── Provided entries

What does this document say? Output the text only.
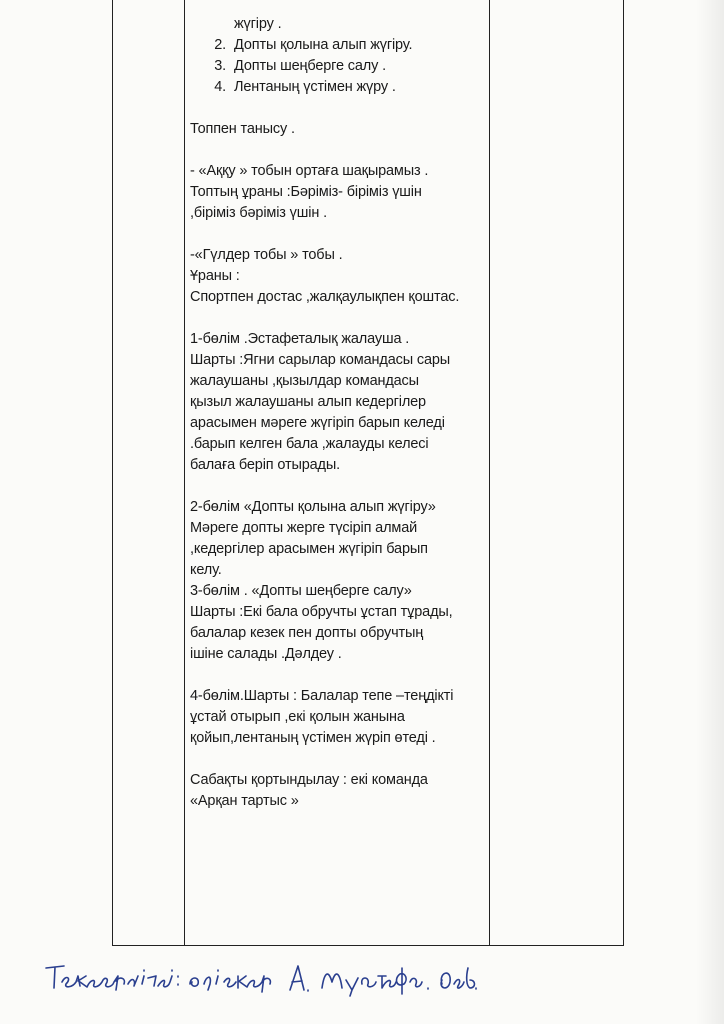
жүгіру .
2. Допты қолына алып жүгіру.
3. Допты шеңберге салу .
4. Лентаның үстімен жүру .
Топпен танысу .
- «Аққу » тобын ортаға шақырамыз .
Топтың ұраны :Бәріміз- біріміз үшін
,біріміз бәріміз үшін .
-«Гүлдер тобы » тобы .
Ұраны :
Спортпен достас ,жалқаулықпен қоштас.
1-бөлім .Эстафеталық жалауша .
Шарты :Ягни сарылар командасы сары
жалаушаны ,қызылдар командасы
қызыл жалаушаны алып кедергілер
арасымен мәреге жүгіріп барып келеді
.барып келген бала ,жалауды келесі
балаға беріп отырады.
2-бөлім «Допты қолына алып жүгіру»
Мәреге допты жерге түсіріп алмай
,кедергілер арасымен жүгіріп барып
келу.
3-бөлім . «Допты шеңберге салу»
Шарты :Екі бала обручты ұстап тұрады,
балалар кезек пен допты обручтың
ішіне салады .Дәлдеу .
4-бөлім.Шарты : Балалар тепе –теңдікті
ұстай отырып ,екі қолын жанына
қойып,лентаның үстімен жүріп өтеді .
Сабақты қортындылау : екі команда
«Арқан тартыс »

────
── Provided entries

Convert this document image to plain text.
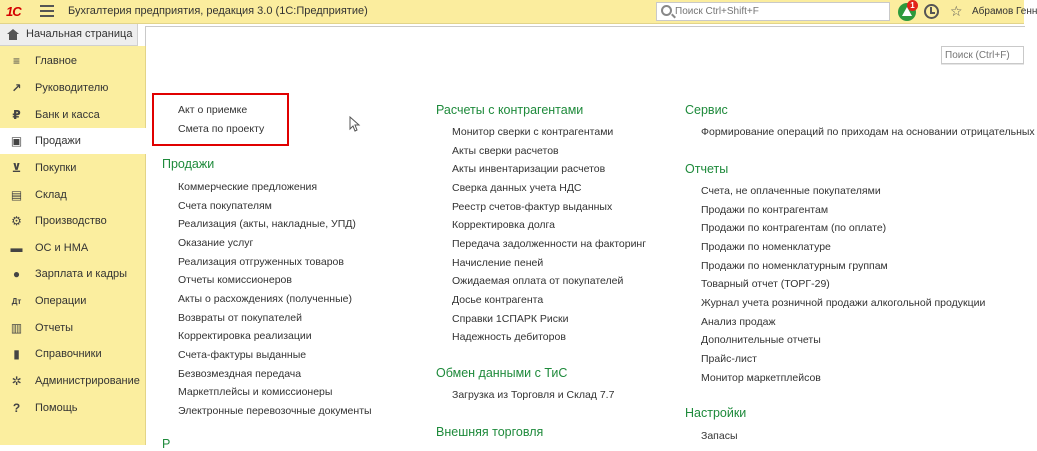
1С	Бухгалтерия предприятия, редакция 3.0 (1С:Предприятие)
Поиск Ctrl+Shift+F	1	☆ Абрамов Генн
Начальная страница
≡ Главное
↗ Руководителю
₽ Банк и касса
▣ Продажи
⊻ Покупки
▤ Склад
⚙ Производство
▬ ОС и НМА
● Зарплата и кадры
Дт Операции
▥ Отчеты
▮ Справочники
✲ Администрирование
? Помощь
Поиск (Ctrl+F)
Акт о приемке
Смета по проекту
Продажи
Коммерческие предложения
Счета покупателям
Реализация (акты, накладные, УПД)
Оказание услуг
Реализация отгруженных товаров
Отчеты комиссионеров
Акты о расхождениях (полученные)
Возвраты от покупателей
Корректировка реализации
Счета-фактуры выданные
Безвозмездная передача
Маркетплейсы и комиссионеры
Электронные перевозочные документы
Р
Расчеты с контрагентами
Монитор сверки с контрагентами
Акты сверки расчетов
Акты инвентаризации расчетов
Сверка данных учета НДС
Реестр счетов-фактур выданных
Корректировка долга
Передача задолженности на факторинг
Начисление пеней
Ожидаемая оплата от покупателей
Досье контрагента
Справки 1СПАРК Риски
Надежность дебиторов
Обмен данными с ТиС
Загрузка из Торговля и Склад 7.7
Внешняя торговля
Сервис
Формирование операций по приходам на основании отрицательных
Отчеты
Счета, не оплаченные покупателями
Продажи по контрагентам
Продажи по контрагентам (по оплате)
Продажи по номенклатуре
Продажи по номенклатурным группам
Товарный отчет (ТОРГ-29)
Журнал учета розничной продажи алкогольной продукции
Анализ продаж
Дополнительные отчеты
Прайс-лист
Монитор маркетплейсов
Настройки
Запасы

────

**Task directions**
Copy all lines from the material that include "шеңберге".

**Solution to the exercise**
3. Допты шеңберге салу .
3-бөлім . «Допты шеңберге салу»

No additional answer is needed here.